▶ [Task requirements]:
Show every line that has the string "Rolloff" in it.

▶ [Excerpted records]:
+-------+

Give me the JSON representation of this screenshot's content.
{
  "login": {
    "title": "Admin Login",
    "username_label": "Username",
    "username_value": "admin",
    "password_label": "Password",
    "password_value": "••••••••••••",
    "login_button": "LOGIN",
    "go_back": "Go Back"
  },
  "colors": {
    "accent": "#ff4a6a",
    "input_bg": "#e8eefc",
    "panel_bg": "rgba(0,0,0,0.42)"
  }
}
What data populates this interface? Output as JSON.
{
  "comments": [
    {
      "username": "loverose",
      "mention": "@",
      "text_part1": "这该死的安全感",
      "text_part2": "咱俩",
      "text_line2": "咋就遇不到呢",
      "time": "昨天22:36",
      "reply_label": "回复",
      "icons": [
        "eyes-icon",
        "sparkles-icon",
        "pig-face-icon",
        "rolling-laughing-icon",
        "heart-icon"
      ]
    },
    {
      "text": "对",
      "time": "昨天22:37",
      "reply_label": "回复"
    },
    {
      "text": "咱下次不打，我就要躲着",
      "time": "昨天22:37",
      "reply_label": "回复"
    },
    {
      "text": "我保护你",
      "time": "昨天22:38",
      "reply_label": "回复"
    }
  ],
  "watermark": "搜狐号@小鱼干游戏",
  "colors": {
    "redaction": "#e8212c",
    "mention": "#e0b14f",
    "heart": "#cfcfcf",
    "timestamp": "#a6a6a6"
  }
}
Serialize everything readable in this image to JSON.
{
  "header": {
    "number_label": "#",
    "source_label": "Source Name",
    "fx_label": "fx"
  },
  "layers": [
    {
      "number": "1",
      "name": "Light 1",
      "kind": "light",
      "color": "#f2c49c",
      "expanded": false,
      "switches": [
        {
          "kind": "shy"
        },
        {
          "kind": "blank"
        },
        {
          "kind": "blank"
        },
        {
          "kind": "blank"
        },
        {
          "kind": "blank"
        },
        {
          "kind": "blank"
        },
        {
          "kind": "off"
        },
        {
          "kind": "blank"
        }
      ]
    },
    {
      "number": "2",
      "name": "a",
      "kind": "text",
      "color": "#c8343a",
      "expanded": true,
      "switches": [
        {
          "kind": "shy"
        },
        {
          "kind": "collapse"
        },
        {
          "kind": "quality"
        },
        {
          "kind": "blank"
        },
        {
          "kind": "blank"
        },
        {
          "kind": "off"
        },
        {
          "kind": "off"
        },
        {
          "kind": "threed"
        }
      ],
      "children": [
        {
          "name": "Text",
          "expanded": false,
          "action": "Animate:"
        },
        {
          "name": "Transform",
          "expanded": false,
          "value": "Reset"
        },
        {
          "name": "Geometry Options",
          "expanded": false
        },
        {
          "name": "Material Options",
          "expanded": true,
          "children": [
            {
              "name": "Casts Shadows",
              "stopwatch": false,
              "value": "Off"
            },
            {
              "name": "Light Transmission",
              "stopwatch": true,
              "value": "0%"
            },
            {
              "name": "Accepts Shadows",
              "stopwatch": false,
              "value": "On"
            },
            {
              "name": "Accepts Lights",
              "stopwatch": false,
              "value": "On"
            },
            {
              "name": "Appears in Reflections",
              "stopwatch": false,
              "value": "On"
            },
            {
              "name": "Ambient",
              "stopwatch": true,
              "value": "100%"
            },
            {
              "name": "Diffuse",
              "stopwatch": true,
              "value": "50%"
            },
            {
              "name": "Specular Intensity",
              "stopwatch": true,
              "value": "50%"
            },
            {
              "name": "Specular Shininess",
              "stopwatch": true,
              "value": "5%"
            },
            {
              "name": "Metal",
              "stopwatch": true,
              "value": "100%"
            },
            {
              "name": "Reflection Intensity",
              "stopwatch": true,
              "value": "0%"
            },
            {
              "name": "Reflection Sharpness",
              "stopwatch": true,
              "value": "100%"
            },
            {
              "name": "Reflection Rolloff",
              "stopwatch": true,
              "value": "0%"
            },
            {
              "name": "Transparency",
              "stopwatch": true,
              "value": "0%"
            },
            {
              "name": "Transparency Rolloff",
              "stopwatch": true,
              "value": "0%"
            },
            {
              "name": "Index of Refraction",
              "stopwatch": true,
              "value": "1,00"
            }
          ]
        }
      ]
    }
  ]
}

+-------+

▶ [Exercise answer]:
              "name": "Reflection Rolloff",
              "name": "Transparency Rolloff",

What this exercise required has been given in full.